> [Work required]:
Return the records exactly as they are.

---------- Listing

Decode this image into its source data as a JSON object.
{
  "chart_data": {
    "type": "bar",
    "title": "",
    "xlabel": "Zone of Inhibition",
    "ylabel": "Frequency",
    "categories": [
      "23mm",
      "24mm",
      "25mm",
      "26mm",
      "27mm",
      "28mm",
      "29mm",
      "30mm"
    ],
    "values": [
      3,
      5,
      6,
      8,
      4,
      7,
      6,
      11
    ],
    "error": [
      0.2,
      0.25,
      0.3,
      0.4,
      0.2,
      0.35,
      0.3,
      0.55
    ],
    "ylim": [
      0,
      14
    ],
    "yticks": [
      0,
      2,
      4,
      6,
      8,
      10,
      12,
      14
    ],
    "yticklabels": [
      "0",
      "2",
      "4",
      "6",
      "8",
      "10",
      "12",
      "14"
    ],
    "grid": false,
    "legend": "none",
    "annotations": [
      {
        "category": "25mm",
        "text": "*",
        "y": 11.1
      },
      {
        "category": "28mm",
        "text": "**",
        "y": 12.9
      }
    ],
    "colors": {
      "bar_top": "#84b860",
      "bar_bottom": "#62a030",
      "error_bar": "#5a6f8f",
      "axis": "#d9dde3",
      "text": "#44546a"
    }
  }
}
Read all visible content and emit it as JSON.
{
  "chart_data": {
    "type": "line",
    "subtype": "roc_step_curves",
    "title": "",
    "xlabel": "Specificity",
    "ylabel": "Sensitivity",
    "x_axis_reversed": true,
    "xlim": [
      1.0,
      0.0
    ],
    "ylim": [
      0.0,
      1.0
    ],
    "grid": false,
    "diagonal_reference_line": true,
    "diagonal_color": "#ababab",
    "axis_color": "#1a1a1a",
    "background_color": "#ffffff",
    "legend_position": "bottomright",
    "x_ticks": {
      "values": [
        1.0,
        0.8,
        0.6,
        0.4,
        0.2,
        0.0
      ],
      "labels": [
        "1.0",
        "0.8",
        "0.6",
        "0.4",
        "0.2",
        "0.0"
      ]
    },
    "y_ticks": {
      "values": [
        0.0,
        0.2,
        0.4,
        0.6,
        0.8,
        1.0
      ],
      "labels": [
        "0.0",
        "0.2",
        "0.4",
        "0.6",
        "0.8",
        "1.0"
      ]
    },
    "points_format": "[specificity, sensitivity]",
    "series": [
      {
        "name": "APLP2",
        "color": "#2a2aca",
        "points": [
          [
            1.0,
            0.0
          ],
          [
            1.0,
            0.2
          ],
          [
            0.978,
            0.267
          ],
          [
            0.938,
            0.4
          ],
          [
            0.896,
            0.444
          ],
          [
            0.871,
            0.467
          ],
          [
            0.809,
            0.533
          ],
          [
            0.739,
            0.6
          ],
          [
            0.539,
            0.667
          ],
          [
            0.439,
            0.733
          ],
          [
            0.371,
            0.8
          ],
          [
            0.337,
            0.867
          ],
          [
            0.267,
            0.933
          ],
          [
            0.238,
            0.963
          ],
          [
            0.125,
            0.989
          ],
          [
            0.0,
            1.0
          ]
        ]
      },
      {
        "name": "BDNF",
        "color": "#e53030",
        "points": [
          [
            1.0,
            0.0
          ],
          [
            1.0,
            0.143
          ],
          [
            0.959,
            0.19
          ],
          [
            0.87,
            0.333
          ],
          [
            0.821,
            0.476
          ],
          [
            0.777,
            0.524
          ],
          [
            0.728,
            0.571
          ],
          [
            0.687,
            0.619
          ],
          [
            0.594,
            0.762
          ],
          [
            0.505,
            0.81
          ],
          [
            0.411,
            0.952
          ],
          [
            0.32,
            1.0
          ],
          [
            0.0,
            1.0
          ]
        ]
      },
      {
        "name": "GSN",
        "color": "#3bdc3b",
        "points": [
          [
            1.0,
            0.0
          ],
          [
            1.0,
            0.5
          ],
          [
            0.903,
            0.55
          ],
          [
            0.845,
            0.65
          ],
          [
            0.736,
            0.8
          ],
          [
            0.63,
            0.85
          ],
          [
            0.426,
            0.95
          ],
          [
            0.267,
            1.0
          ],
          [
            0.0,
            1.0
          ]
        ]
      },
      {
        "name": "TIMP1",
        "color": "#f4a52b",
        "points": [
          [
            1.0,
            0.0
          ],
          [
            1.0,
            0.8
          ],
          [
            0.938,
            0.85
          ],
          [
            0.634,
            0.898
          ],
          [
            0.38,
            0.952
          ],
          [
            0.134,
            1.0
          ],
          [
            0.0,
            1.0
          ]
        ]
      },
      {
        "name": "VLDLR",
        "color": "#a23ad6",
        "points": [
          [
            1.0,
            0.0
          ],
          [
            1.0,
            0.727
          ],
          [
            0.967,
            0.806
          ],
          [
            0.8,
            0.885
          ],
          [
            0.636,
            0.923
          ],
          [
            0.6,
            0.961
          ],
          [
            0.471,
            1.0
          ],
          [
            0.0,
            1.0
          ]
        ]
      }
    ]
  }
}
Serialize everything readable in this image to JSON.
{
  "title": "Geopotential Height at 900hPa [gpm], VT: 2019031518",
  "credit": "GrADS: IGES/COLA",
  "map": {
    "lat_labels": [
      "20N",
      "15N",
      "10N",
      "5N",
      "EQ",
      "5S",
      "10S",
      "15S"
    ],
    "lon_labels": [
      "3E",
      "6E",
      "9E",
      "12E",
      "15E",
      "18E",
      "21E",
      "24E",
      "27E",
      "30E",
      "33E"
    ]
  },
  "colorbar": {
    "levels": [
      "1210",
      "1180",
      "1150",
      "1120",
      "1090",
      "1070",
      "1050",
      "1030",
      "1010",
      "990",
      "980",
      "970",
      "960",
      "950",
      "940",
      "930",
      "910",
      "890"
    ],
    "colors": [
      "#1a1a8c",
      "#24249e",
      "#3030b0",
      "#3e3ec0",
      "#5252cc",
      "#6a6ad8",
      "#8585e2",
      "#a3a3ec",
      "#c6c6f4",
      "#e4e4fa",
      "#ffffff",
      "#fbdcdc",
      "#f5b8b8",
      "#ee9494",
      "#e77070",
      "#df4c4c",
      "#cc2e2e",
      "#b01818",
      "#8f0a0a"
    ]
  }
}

--------------------

> [Result for this task]:
Decode this image into its source data as a JSON object.
{
  "chart_data": {
    "type": "bar",
    "title": "",
    "xlabel": "Zone of Inhibition",
    "ylabel": "Frequency",
    "categories": [
      "23mm",
      "24mm",
      "25mm",
      "26mm",
      "27mm",
      "28mm",
      "29mm",
      "30mm"
    ],
    "values": [
      3,
      5,
      6,
      8,
      4,
      7,
      6,
      11
    ],
    "error": [
      0.2,
      0.25,
      0.3,
      0.4,
      0.2,
      0.35,
      0.3,
      0.55
    ],
    "ylim": [
      0,
      14
    ],
    "yticks": [
      0,
      2,
      4,
      6,
      8,
      10,
      12,
      14
    ],
    "yticklabels": [
      "0",
      "2",
      "4",
      "6",
      "8",
      "10",
      "12",
      "14"
    ],
    "grid": false,
    "legend": "none",
    "annotations": [
      {
        "category": "25mm",
        "text": "*",
        "y": 11.1
      },
      {
        "category": "28mm",
        "text": "**",
        "y": 12.9
      }
    ],
    "colors": {
      "bar_top": "#84b860",
      "bar_bottom": "#62a030",
      "error_bar": "#5a6f8f",
      "axis": "#d9dde3",
      "text": "#44546a"
    }
  }
}
Read all visible content and emit it as JSON.
{
  "chart_data": {
    "type": "line",
    "subtype": "roc_step_curves",
    "title": "",
    "xlabel": "Specificity",
    "ylabel": "Sensitivity",
    "x_axis_reversed": true,
    "xlim": [
      1.0,
      0.0
    ],
    "ylim": [
      0.0,
      1.0
    ],
    "grid": false,
    "diagonal_reference_line": true,
    "diagonal_color": "#ababab",
    "axis_color": "#1a1a1a",
    "background_color": "#ffffff",
    "legend_position": "bottomright",
    "x_ticks": {
      "values": [
        1.0,
        0.8,
        0.6,
        0.4,
        0.2,
        0.0
      ],
      "labels": [
        "1.0",
        "0.8",
        "0.6",
        "0.4",
        "0.2",
        "0.0"
      ]
    },
    "y_ticks": {
      "values": [
        0.0,
        0.2,
        0.4,
        0.6,
        0.8,
        1.0
      ],
      "labels": [
        "0.0",
        "0.2",
        "0.4",
        "0.6",
        "0.8",
        "1.0"
      ]
    },
    "points_format": "[specificity, sensitivity]",
    "series": [
      {
        "name": "APLP2",
        "color": "#2a2aca",
        "points": [
          [
            1.0,
            0.0
          ],
          [
            1.0,
            0.2
          ],
          [
            0.978,
            0.267
          ],
          [
            0.938,
            0.4
          ],
          [
            0.896,
            0.444
          ],
          [
            0.871,
            0.467
          ],
          [
            0.809,
            0.533
          ],
          [
            0.739,
            0.6
          ],
          [
            0.539,
            0.667
          ],
          [
            0.439,
            0.733
          ],
          [
            0.371,
            0.8
          ],
          [
            0.337,
            0.867
          ],
          [
            0.267,
            0.933
          ],
          [
            0.238,
            0.963
          ],
          [
            0.125,
            0.989
          ],
          [
            0.0,
            1.0
          ]
        ]
      },
      {
        "name": "BDNF",
        "color": "#e53030",
        "points": [
          [
            1.0,
            0.0
          ],
          [
            1.0,
            0.143
          ],
          [
            0.959,
            0.19
          ],
          [
            0.87,
            0.333
          ],
          [
            0.821,
            0.476
          ],
          [
            0.777,
            0.524
          ],
          [
            0.728,
            0.571
          ],
          [
            0.687,
            0.619
          ],
          [
            0.594,
            0.762
          ],
          [
            0.505,
            0.81
          ],
          [
            0.411,
            0.952
          ],
          [
            0.32,
            1.0
          ],
          [
            0.0,
            1.0
          ]
        ]
      },
      {
        "name": "GSN",
        "color": "#3bdc3b",
        "points": [
          [
            1.0,
            0.0
          ],
          [
            1.0,
            0.5
          ],
          [
            0.903,
            0.55
          ],
          [
            0.845,
            0.65
          ],
          [
            0.736,
            0.8
          ],
          [
            0.63,
            0.85
          ],
          [
            0.426,
            0.95
          ],
          [
            0.267,
            1.0
          ],
          [
            0.0,
            1.0
          ]
        ]
      },
      {
        "name": "TIMP1",
        "color": "#f4a52b",
        "points": [
          [
            1.0,
            0.0
          ],
          [
            1.0,
            0.8
          ],
          [
            0.938,
            0.85
          ],
          [
            0.634,
            0.898
          ],
          [
            0.38,
            0.952
          ],
          [
            0.134,
            1.0
          ],
          [
            0.0,
            1.0
          ]
        ]
      },
      {
        "name": "VLDLR",
        "color": "#a23ad6",
        "points": [
          [
            1.0,
            0.0
          ],
          [
            1.0,
            0.727
          ],
          [
            0.967,
            0.806
          ],
          [
            0.8,
            0.885
          ],
          [
            0.636,
            0.923
          ],
          [
            0.6,
            0.961
          ],
          [
            0.471,
            1.0
          ],
          [
            0.0,
            1.0
          ]
        ]
      }
    ]
  }
}
Serialize everything readable in this image to JSON.
{
  "title": "Geopotential Height at 900hPa [gpm], VT: 2019031518",
  "credit": "GrADS: IGES/COLA",
  "map": {
    "lat_labels": [
      "20N",
      "15N",
      "10N",
      "5N",
      "EQ",
      "5S",
      "10S",
      "15S"
    ],
    "lon_labels": [
      "3E",
      "6E",
      "9E",
      "12E",
      "15E",
      "18E",
      "21E",
      "24E",
      "27E",
      "30E",
      "33E"
    ]
  },
  "colorbar": {
    "levels": [
      "1210",
      "1180",
      "1150",
      "1120",
      "1090",
      "1070",
      "1050",
      "1030",
      "1010",
      "990",
      "980",
      "970",
      "960",
      "950",
      "940",
      "930",
      "910",
      "890"
    ],
    "colors": [
      "#1a1a8c",
      "#24249e",
      "#3030b0",
      "#3e3ec0",
      "#5252cc",
      "#6a6ad8",
      "#8585e2",
      "#a3a3ec",
      "#c6c6f4",
      "#e4e4fa",
      "#ffffff",
      "#fbdcdc",
      "#f5b8b8",
      "#ee9494",
      "#e77070",
      "#df4c4c",
      "#cc2e2e",
      "#b01818",
      "#8f0a0a"
    ]
  }
}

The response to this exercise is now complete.